Exercise details - From the entries that follow, extract each line holding the string "RYDE".

Given information -

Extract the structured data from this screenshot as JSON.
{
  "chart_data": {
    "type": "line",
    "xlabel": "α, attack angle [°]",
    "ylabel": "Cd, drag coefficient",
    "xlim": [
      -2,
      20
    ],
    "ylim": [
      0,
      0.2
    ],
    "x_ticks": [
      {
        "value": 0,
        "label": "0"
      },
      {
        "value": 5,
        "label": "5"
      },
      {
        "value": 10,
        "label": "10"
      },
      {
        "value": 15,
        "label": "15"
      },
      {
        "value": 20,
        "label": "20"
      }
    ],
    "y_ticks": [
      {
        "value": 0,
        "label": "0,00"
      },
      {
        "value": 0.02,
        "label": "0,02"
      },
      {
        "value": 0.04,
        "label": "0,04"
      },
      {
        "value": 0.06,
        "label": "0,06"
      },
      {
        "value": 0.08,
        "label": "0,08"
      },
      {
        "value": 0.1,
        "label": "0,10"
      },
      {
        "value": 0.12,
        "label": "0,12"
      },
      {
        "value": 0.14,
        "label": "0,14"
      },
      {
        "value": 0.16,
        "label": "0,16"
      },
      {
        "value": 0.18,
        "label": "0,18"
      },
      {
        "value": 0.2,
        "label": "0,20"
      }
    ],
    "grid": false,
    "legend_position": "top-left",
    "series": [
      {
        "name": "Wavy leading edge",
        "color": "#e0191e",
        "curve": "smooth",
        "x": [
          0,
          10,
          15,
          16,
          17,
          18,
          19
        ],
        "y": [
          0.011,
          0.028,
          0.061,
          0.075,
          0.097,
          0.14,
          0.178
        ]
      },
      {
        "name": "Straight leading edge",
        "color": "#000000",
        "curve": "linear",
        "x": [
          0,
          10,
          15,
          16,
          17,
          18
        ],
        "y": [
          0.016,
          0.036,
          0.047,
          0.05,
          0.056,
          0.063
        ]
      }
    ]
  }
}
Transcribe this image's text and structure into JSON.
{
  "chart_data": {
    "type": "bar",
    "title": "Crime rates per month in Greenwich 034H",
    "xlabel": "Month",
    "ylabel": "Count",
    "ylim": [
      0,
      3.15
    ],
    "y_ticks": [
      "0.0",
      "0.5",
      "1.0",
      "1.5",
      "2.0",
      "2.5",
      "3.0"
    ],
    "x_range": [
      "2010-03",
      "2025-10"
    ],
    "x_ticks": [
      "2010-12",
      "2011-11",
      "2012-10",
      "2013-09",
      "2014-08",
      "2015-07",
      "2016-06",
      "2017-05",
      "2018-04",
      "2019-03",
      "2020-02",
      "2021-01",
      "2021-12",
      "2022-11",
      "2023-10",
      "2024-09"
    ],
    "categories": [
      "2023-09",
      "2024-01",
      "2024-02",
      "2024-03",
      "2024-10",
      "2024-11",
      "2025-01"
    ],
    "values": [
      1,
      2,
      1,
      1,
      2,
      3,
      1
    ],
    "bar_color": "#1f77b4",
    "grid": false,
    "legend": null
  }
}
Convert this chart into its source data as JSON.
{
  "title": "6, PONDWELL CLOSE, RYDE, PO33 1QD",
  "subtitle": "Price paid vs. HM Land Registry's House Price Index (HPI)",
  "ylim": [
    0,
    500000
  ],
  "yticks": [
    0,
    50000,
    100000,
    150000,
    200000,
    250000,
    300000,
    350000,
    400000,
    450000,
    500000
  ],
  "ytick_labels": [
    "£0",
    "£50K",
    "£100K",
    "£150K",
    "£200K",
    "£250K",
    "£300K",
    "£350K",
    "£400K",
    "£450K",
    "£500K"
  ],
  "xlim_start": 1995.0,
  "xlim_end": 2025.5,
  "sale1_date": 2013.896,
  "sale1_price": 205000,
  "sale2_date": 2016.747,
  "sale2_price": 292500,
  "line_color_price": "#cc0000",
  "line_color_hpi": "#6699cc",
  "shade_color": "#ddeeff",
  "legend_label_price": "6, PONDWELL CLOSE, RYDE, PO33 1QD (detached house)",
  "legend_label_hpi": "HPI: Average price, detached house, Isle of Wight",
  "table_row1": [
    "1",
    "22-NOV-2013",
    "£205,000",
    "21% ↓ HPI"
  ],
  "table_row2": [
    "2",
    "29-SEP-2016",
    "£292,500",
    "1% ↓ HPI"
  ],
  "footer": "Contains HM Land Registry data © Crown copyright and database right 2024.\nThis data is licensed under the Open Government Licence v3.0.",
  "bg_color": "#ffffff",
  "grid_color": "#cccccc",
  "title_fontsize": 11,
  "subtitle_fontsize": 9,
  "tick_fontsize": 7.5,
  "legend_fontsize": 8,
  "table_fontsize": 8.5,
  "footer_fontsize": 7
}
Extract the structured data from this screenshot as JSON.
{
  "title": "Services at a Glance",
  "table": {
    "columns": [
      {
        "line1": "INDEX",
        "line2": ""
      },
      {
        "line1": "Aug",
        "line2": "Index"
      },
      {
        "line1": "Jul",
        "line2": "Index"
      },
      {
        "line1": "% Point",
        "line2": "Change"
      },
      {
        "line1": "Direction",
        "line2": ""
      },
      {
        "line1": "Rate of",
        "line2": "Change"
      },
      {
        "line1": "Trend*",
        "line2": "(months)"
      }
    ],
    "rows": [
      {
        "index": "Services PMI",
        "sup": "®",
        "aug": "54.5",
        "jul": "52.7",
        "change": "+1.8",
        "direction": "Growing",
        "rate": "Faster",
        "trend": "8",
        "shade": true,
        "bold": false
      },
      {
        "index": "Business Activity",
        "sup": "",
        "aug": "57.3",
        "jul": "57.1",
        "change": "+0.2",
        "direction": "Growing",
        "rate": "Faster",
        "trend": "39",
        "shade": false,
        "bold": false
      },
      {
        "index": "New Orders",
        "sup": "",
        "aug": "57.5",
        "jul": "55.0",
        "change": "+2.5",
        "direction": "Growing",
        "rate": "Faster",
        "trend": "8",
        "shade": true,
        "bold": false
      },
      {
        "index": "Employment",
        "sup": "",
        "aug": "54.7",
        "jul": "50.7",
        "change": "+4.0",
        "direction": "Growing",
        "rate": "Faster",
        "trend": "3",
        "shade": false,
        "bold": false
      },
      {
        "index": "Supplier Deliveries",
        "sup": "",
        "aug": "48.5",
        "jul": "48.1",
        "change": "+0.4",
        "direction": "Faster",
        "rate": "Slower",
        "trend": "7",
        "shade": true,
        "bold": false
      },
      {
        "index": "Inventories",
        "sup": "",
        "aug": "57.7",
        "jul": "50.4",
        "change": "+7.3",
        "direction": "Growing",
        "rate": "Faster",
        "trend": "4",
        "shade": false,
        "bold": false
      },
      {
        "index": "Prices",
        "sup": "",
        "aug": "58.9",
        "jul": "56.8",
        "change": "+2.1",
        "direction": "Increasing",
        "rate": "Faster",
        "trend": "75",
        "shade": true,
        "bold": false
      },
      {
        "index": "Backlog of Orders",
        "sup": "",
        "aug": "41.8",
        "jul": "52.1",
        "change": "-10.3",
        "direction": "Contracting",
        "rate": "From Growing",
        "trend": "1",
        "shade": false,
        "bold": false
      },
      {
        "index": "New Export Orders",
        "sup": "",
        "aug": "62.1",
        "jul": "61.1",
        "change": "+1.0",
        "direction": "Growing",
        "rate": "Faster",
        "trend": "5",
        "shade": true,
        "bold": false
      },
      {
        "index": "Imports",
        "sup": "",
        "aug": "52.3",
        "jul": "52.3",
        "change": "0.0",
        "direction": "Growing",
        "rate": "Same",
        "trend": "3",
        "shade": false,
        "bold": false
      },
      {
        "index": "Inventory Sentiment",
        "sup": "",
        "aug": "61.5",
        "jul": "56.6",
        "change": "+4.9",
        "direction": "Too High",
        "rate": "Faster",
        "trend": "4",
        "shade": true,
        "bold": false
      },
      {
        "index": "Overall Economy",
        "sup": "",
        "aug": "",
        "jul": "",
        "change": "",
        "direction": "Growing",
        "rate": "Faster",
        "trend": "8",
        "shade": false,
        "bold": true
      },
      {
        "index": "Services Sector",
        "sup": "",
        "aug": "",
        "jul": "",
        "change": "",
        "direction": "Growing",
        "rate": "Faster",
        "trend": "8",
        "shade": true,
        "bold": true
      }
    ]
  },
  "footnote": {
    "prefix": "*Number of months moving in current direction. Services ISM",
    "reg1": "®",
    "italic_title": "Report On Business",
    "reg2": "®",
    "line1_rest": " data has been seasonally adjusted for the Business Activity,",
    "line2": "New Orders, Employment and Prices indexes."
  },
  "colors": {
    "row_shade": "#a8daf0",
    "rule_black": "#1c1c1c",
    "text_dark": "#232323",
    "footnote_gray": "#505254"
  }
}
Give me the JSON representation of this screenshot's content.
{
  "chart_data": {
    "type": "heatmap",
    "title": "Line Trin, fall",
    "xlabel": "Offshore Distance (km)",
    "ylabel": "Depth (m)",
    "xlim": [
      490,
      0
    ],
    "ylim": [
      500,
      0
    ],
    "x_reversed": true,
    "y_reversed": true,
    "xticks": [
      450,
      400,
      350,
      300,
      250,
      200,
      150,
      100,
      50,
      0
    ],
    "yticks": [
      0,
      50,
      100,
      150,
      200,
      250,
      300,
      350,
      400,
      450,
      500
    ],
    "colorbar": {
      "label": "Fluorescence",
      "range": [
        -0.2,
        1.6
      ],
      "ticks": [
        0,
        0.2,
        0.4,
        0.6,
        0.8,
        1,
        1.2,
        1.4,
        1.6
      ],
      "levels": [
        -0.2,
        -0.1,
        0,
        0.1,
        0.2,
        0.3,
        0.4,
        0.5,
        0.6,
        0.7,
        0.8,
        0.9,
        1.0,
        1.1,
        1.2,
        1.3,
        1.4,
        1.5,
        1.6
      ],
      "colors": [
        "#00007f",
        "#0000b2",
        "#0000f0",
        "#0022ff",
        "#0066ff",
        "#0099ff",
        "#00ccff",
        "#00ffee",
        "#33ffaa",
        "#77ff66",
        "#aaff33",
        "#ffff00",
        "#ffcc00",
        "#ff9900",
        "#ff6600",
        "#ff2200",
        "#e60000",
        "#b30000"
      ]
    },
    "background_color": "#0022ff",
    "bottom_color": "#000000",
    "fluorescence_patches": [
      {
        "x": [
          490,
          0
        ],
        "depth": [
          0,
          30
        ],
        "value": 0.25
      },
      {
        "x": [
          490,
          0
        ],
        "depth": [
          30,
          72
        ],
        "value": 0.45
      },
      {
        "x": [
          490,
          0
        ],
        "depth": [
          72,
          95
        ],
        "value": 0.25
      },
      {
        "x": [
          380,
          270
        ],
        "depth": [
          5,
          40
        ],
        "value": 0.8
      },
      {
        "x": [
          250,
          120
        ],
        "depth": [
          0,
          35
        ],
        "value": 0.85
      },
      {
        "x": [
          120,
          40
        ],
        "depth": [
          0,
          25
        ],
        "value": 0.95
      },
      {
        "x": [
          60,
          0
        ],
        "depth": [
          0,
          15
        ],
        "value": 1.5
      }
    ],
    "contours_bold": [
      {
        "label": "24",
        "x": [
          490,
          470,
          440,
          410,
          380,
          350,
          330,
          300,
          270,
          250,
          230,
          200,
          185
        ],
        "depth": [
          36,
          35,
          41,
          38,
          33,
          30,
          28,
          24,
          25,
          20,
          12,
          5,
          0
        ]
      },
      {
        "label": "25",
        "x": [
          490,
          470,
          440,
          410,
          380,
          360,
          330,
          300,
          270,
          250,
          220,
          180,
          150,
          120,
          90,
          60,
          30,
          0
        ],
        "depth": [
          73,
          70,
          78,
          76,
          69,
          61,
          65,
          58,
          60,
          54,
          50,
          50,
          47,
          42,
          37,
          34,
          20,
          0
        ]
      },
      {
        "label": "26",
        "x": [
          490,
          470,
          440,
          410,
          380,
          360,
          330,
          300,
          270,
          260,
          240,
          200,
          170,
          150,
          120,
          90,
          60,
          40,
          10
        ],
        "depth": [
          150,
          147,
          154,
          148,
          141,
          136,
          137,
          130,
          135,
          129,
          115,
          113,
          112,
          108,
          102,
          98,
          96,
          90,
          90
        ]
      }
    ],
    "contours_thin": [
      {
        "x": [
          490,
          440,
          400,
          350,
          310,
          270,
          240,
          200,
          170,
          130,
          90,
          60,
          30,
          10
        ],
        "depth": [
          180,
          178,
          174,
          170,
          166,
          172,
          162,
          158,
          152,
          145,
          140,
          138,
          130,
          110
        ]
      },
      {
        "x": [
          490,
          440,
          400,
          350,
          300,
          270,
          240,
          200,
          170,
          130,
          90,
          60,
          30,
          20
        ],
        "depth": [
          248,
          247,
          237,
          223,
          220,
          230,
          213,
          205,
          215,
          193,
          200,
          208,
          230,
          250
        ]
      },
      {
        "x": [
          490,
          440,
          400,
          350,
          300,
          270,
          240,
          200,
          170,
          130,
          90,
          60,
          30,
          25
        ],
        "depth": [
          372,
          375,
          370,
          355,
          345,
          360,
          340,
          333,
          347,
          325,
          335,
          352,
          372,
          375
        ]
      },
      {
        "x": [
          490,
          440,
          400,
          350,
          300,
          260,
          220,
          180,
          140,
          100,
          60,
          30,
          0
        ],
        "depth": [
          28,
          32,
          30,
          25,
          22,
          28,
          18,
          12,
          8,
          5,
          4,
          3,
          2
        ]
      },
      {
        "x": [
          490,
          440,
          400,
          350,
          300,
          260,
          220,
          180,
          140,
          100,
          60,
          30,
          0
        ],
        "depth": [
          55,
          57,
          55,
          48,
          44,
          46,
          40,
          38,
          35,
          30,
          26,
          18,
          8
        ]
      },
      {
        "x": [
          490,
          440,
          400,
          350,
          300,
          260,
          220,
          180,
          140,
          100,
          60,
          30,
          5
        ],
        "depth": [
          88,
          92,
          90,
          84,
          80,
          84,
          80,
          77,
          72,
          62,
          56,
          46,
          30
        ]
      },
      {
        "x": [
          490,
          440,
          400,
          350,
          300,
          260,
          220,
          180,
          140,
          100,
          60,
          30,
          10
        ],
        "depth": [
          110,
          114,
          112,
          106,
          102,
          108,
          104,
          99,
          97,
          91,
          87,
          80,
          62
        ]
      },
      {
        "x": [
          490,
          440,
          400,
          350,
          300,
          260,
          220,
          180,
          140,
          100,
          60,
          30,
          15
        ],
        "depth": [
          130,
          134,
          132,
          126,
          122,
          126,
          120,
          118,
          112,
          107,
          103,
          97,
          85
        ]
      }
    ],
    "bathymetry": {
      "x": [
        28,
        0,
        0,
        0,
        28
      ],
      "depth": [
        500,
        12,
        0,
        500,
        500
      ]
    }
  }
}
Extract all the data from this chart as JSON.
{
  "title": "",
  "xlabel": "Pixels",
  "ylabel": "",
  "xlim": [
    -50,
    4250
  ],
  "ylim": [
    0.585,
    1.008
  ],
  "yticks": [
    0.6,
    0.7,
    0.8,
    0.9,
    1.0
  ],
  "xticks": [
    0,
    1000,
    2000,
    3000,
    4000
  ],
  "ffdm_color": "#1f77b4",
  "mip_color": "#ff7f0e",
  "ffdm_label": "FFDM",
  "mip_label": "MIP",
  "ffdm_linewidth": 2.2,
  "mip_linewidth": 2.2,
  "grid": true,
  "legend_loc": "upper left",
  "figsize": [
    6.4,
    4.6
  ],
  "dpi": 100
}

Answer to the problem -
  "title": "6, PONDWELL CLOSE, RYDE, PO33 1QD",
  "legend_label_price": "6, PONDWELL CLOSE, RYDE, PO33 1QD (detached house)",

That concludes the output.